Go through the records and show each line where the word "CollabVM" occurs.

▬▬▬▬▬▬▬▬▬▬

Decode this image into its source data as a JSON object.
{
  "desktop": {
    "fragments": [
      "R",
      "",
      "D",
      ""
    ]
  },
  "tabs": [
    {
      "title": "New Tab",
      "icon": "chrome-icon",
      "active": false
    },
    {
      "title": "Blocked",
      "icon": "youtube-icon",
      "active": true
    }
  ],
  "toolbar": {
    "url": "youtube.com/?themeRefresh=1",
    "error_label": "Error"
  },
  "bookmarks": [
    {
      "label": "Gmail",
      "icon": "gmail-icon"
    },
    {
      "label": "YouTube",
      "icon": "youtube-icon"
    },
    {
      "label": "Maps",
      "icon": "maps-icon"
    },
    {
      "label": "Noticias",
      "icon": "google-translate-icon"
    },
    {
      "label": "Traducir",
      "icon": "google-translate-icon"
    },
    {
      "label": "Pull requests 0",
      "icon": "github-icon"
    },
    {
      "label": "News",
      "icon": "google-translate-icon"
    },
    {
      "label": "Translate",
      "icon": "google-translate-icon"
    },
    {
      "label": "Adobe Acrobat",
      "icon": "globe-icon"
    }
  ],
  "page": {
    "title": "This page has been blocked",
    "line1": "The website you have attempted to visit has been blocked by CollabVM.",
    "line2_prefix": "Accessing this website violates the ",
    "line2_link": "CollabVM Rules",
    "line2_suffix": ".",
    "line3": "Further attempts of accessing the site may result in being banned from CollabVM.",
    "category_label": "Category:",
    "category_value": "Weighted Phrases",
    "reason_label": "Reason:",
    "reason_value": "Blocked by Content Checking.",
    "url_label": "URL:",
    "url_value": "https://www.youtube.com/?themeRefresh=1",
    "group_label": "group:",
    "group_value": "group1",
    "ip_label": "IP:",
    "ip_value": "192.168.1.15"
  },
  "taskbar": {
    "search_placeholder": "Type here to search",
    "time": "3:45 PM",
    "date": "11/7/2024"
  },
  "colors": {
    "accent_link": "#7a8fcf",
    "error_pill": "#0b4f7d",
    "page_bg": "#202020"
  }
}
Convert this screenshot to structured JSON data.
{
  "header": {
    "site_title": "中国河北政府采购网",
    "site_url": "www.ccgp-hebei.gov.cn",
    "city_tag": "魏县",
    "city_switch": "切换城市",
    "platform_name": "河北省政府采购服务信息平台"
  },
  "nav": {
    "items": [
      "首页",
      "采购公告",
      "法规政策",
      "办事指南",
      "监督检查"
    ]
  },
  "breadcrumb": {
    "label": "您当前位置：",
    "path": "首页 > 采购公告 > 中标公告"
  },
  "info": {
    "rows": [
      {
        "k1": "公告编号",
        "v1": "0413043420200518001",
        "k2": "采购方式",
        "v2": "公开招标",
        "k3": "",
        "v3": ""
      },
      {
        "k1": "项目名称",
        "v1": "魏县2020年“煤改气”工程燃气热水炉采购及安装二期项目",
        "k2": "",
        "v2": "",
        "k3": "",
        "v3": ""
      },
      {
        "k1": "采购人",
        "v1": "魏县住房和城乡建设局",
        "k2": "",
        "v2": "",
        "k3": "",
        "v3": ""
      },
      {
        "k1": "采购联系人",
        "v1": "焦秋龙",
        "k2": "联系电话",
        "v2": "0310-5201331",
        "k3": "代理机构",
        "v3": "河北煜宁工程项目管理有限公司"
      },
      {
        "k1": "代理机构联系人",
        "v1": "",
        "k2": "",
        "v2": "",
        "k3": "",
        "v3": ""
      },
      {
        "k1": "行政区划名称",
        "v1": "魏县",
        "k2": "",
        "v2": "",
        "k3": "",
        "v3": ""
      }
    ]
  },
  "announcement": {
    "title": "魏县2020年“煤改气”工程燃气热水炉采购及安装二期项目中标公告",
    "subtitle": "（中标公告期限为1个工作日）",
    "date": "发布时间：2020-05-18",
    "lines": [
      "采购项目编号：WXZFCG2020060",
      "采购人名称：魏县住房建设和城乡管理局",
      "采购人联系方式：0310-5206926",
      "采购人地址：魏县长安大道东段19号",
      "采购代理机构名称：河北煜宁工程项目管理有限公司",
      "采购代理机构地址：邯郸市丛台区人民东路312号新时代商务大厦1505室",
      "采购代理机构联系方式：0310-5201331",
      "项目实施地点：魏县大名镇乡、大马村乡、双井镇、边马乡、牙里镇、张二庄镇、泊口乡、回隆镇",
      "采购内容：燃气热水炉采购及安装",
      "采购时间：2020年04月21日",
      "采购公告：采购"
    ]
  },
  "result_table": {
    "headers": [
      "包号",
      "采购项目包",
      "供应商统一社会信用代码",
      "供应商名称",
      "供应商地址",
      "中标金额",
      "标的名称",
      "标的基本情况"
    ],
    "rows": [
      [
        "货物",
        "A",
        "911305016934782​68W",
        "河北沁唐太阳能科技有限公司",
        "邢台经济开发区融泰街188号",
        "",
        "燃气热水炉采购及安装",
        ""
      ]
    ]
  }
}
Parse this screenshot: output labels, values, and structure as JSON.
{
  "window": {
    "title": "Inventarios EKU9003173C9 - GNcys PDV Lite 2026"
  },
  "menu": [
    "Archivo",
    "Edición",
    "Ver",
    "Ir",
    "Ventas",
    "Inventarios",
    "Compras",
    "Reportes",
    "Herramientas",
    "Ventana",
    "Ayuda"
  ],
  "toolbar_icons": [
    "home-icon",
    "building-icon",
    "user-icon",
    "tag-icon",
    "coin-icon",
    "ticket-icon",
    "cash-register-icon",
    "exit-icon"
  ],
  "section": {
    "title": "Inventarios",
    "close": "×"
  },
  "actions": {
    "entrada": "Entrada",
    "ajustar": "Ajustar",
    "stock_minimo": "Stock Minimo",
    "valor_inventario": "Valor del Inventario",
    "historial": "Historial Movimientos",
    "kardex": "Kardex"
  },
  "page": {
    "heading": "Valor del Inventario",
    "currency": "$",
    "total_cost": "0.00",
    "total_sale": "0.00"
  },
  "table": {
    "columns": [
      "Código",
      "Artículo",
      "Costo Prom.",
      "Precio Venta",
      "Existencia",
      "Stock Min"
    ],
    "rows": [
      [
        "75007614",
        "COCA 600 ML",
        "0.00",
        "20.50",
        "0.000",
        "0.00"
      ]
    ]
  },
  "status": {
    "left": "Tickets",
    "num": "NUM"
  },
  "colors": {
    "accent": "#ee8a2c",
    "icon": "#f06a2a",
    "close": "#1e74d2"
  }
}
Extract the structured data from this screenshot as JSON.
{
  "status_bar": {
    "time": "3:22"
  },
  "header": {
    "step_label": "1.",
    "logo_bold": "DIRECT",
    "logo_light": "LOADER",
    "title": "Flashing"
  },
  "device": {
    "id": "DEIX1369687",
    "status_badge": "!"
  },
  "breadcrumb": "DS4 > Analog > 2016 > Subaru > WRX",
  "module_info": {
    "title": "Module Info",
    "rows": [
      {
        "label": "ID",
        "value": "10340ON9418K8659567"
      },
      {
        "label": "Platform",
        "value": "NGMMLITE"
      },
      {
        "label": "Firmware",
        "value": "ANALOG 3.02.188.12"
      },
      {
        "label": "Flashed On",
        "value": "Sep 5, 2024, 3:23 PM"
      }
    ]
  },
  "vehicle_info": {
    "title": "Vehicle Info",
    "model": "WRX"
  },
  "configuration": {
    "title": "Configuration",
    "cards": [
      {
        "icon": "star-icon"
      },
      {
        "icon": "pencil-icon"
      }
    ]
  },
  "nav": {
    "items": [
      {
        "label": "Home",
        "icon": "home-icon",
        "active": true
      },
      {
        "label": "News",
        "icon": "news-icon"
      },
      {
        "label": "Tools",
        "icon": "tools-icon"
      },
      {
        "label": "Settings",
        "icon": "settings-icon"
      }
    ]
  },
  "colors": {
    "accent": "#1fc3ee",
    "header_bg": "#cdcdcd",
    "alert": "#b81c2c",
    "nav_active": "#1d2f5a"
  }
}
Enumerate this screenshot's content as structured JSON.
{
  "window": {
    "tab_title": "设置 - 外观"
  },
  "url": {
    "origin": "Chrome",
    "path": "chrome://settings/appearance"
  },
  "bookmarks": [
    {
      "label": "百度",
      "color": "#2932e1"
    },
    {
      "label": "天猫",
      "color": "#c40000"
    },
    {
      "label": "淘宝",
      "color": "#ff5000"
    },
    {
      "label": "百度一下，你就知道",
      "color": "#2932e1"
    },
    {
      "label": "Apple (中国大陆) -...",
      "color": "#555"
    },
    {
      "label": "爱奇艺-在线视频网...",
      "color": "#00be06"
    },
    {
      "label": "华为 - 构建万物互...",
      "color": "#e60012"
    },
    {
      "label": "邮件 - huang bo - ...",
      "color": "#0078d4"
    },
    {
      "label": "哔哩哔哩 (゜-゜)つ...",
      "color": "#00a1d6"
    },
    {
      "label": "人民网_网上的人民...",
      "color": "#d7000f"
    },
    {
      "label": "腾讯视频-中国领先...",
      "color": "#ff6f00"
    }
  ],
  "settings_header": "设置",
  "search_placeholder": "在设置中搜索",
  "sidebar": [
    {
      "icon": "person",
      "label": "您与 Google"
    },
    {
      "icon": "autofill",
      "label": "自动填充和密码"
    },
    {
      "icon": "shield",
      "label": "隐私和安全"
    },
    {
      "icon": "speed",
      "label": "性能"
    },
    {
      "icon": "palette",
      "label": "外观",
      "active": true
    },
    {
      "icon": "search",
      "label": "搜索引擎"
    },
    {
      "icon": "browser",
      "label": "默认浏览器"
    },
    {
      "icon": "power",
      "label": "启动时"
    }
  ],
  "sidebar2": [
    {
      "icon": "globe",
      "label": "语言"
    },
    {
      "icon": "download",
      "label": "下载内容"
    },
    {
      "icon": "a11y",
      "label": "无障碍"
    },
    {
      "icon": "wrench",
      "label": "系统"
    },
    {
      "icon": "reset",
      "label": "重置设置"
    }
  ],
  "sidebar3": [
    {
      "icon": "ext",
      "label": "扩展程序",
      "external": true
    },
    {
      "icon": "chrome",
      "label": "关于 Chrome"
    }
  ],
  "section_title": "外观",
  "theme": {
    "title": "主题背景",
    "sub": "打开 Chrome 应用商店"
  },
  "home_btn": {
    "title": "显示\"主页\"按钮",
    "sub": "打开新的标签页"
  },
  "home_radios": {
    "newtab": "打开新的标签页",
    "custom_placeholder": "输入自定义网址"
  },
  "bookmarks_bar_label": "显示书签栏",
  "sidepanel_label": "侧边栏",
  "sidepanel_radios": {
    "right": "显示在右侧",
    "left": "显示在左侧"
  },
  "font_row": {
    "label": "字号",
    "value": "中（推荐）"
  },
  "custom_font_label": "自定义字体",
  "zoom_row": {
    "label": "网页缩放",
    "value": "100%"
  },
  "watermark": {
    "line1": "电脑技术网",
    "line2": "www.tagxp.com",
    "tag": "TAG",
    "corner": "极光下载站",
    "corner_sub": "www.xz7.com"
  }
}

▬▬▬▬▬▬▬▬▬▬

◆ RESPONSE TO THE TASK ◆
    "line1": "The website you have attempted to visit has been blocked by CollabVM.",
    "line2_link": "CollabVM Rules",
    "line3": "Further attempts of accessing the site may result in being banned from CollabVM.",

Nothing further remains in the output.